__Short exercise__. In the webinar summary below, what was the stated philosophy of the ASSIST project?

__Excerpted text__.
====

Figure 2. Graphs indicating the soil health in different land uses across the UK. Those soils sitting in orange zone are in good condition, whilst soils in the purple zone are degraded. Samples are taken from a national database of soils in different land uses.

With those above points, John illustrated a few issues with intensive industrialised farming systems that needed addressing not just for the externalities but also for the threats they are to the sustainable production of crops in those systems and that's what's behind a number of calls for alternative approaches to agriculture or more sustainable approaches to cropping systems.

Whilst regenerative agriculture is in trend at the moment as a potential solution, John also outlined a definition from the literature to help identify what was referred to in the rest of the webinar:

“Regenerative agriculture is an alternative means of producing food that, its advocates claim, may have lower-or even net positive-environmental and/or social impacts”

John went on to explain how we can think about regenerative agriculture, a collection of ingredients to fit the above definition. That may be reduced tillage, increased green cover, addition of organic matter, livestock, crop diversity and habitat creation. Whilst regenerative practices have been termed as Integrated Pest Management, Ecological Intensification just to name a few, the ingredients remains relatively consistent. It is this collection of practices that are being scrutinised under the ASSIST project.

The ASSIST project was then introduced in its broadest sense. The philosophy was to try and provide an evidence-base for regenerative agriculture. These were the main parts to the project outlined:

  1. Quantifying the potential contribution of biodiversity and natural capital on farm to food production systems; 
  2. Finding ways to mitigate the impact of crop husbandry and crop production on ecosystem services and natural capital to have a better balanced and functioning ecosystem.

With that, Rob introduced the next speaker – Dr Sam Cook.

Dr Sam Cook – The ASSIST Farm Network: testing sustainable intensification within real arable systems

Sam began by outlining the conflict between food production and nature-based capital, with high input farming feeding the world but causing some problems environmentally on one hand, and organic agriculture really looking after the environment but not really producing so much food in comparison. A resolution of the conflict could be achieved with maintenance of conventional systems whilst reducing the environmental impact or in organic systems increasing yields without further increasing negative environmental impacts. This is what ASSIST has tried to quantify – the benefit of sustainable management practices that enhance ecosystem service processes vital for supporting crop production.

====

__Supplied records__.
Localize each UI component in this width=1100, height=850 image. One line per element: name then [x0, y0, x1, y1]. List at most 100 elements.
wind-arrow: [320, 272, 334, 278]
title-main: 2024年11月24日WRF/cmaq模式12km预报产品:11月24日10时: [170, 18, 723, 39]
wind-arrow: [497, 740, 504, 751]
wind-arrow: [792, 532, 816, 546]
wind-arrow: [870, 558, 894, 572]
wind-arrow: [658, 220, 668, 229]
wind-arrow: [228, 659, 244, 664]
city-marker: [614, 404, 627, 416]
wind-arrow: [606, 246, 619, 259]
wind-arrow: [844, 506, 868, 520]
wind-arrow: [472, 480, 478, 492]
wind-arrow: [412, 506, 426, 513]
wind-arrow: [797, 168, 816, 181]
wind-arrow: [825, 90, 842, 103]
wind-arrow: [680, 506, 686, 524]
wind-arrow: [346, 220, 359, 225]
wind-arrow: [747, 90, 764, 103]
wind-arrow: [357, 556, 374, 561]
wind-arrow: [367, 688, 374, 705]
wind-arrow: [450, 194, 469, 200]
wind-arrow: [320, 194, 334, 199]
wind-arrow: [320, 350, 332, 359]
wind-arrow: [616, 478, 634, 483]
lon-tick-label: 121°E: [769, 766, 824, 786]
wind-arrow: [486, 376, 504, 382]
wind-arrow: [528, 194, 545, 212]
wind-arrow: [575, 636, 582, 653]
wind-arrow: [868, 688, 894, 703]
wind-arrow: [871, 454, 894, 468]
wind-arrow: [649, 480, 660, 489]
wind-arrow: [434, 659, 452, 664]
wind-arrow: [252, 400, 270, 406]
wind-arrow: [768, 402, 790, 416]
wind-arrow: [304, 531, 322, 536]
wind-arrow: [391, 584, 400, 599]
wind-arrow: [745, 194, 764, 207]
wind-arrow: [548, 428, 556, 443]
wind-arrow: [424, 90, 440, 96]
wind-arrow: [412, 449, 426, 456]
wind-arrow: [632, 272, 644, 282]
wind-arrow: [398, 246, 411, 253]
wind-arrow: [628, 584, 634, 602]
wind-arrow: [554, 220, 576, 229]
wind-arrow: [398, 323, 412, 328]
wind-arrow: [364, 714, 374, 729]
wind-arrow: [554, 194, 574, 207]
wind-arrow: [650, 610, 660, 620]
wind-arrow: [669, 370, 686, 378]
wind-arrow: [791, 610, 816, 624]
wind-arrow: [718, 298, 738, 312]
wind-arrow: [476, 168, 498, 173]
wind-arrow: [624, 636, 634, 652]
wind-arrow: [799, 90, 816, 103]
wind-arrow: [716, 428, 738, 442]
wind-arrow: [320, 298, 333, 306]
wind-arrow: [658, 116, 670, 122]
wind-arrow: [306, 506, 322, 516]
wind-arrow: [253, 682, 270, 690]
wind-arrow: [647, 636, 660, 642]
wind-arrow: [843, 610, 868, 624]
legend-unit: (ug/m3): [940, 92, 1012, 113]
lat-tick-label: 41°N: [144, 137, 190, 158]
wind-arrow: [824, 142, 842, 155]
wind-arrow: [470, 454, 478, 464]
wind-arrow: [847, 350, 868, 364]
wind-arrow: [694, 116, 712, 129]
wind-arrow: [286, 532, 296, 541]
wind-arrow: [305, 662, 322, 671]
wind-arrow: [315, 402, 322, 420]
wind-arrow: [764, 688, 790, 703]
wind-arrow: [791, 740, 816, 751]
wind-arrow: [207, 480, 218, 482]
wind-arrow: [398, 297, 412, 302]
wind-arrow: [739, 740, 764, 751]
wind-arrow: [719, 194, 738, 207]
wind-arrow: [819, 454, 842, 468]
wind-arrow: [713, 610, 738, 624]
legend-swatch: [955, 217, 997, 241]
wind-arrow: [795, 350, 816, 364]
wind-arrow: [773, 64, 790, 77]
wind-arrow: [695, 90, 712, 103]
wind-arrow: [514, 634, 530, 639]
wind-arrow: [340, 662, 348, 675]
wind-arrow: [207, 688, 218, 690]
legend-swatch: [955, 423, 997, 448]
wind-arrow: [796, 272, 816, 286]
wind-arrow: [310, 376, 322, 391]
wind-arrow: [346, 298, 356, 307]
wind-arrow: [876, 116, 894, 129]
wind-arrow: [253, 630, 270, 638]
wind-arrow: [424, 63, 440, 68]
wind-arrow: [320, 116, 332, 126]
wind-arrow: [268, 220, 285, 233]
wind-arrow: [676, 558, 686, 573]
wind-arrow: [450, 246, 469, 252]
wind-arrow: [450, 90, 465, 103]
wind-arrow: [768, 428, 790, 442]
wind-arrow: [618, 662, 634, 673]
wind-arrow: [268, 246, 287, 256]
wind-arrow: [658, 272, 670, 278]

====

__Solution__. To try to provide an evidence base for regenerative agriculture.